■ **PROBLEM DETAILS**: Check every line of the entries below for the word "circle", and copy the ones that have it.

■ **RECORDS FOR PROCESSING**:
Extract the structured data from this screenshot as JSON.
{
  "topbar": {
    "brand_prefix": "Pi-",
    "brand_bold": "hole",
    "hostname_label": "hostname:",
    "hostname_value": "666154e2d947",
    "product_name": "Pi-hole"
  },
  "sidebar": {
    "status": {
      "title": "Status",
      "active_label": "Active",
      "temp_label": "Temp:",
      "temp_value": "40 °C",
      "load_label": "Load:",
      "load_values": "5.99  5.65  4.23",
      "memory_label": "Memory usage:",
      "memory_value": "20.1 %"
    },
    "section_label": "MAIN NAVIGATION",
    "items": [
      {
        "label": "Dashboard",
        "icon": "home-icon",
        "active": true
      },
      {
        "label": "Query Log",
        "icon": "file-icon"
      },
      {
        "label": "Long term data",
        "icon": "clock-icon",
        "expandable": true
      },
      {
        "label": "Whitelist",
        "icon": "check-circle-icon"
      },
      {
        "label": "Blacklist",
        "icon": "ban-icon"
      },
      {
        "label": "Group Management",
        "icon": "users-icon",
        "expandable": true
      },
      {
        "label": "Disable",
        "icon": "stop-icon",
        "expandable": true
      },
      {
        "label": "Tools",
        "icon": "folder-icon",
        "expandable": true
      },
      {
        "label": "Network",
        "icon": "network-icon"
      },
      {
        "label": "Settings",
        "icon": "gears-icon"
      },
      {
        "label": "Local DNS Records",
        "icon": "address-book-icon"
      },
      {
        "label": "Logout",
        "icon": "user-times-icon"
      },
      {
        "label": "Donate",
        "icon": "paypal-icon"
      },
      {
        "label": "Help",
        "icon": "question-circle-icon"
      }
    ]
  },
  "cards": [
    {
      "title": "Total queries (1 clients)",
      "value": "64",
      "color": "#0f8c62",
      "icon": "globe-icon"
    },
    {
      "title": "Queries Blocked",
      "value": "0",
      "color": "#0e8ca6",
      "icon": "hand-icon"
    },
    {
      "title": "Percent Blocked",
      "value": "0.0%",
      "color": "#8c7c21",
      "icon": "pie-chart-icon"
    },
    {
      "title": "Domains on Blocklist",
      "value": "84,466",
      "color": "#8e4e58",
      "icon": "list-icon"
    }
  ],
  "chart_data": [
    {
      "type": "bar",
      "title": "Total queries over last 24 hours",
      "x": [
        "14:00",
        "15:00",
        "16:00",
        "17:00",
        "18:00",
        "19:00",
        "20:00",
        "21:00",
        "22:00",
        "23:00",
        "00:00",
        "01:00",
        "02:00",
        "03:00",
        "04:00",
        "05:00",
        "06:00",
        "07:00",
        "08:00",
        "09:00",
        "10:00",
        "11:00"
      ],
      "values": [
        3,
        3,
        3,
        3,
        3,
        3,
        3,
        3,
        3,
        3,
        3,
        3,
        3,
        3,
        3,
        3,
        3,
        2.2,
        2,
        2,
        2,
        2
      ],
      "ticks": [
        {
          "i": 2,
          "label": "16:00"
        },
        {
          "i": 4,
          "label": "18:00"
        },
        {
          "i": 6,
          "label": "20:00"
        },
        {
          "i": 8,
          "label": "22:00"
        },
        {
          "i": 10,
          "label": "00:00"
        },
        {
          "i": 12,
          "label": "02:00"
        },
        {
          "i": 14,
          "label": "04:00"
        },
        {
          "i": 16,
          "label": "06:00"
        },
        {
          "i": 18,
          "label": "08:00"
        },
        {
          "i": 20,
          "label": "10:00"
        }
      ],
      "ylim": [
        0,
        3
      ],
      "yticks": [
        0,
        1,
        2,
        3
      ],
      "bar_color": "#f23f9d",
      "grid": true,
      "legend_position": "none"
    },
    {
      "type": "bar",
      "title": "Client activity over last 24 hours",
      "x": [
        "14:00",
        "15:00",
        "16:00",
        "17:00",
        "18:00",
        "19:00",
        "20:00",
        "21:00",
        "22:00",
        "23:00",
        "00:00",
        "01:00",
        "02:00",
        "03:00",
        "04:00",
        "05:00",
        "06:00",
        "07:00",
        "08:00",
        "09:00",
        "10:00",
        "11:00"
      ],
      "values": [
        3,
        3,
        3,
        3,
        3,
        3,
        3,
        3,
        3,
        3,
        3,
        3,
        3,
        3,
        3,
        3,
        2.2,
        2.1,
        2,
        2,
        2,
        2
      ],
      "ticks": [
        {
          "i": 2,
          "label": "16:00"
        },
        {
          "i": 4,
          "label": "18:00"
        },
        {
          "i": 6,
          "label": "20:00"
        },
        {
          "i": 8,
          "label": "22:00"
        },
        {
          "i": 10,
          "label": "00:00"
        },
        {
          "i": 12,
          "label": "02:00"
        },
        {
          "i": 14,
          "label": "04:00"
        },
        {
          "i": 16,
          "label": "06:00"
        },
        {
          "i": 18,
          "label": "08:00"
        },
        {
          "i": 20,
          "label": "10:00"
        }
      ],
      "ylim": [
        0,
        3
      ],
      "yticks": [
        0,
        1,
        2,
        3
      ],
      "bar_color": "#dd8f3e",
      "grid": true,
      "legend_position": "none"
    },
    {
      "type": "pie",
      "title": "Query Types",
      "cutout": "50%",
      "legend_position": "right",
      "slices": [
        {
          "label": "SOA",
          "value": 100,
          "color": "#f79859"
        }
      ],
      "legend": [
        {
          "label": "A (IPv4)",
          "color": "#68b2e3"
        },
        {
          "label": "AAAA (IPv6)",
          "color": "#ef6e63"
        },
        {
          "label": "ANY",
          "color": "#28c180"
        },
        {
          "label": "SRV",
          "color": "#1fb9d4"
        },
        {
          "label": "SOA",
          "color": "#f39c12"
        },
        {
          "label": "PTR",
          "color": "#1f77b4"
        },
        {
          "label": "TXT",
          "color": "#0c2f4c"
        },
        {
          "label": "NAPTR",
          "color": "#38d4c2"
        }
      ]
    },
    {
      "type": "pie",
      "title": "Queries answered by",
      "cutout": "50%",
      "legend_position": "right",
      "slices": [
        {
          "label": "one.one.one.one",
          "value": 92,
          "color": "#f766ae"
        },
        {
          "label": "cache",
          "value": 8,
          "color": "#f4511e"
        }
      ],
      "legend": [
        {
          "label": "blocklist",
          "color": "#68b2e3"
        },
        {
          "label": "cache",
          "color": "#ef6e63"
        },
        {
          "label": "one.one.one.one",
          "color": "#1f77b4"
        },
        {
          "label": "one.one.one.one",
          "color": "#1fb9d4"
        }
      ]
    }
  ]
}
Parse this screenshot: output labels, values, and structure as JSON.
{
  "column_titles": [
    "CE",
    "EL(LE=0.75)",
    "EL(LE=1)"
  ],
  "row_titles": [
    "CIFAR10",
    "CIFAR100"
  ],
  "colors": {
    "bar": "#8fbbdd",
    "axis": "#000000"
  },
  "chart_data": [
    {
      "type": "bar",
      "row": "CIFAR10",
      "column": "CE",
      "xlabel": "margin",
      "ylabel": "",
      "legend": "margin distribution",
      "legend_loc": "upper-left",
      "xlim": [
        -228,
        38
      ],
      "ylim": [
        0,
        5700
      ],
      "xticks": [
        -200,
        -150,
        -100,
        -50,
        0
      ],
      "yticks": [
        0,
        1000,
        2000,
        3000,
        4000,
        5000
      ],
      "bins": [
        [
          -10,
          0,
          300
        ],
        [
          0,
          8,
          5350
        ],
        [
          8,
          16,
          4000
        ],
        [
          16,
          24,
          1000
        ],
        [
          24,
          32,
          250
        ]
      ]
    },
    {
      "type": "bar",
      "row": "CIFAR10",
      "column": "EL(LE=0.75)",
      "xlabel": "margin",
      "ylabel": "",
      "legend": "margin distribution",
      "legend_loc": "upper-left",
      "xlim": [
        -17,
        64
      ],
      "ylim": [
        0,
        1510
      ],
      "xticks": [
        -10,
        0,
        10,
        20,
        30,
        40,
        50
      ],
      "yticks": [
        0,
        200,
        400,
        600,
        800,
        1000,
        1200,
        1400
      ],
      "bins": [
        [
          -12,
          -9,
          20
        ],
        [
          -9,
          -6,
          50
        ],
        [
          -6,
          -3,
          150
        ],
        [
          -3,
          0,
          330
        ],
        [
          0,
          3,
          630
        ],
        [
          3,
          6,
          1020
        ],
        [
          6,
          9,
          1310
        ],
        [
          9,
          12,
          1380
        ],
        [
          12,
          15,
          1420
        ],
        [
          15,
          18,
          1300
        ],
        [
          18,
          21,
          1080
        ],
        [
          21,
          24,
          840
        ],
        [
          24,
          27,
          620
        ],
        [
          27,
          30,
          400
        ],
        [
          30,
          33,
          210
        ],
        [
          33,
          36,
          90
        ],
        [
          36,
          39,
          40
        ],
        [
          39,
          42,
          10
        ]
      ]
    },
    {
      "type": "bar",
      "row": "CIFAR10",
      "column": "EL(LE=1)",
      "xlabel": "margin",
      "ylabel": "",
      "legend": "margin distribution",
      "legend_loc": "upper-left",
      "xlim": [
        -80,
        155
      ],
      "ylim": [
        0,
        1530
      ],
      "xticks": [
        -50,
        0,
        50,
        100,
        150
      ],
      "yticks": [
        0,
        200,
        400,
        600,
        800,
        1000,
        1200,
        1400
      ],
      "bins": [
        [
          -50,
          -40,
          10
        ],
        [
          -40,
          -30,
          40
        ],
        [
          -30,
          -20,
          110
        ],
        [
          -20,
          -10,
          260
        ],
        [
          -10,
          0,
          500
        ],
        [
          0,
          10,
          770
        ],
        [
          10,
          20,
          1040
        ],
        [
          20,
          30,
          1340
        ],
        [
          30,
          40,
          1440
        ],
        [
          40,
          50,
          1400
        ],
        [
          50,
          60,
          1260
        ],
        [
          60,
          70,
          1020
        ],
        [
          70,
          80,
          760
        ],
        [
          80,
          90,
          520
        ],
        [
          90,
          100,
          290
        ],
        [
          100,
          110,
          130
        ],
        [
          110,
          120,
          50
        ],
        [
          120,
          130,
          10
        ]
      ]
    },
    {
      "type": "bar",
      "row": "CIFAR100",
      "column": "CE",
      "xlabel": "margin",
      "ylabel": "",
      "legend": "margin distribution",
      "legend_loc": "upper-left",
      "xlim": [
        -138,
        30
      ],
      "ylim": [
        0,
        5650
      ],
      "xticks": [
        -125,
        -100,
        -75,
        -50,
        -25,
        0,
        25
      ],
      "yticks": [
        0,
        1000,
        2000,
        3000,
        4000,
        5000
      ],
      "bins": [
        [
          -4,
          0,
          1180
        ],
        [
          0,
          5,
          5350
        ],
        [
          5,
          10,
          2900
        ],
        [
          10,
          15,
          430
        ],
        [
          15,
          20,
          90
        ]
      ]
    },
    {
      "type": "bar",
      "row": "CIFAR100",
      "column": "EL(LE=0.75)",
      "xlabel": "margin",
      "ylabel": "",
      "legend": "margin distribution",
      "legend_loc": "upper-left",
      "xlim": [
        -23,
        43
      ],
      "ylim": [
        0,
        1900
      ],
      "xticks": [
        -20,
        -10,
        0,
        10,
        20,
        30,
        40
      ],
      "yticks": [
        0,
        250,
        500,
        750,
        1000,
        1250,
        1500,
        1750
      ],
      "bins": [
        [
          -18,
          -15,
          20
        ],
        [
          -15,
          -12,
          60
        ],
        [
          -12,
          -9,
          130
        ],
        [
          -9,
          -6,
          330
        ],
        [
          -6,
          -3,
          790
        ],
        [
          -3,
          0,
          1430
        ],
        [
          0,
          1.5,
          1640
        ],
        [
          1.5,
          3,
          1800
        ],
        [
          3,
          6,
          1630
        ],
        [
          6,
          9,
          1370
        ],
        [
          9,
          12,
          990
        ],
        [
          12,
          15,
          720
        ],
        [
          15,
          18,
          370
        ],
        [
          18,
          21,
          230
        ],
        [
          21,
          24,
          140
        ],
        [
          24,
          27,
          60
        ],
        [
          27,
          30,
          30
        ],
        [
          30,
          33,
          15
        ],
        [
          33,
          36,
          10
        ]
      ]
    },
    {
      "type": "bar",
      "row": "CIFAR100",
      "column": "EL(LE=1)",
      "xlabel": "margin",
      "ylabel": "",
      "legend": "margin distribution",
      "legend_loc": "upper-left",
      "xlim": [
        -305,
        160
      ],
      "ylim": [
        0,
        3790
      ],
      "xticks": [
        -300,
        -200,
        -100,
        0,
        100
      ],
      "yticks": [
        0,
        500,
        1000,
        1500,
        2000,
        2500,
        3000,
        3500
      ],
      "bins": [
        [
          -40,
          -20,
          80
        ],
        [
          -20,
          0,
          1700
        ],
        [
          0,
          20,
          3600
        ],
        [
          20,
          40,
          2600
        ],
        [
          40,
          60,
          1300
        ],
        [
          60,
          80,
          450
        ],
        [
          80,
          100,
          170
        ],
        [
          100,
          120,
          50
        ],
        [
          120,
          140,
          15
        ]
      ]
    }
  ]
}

■ **COMPLETE OUTPUT**:
        "icon": "check-circle-icon"
        "icon": "question-circle-icon"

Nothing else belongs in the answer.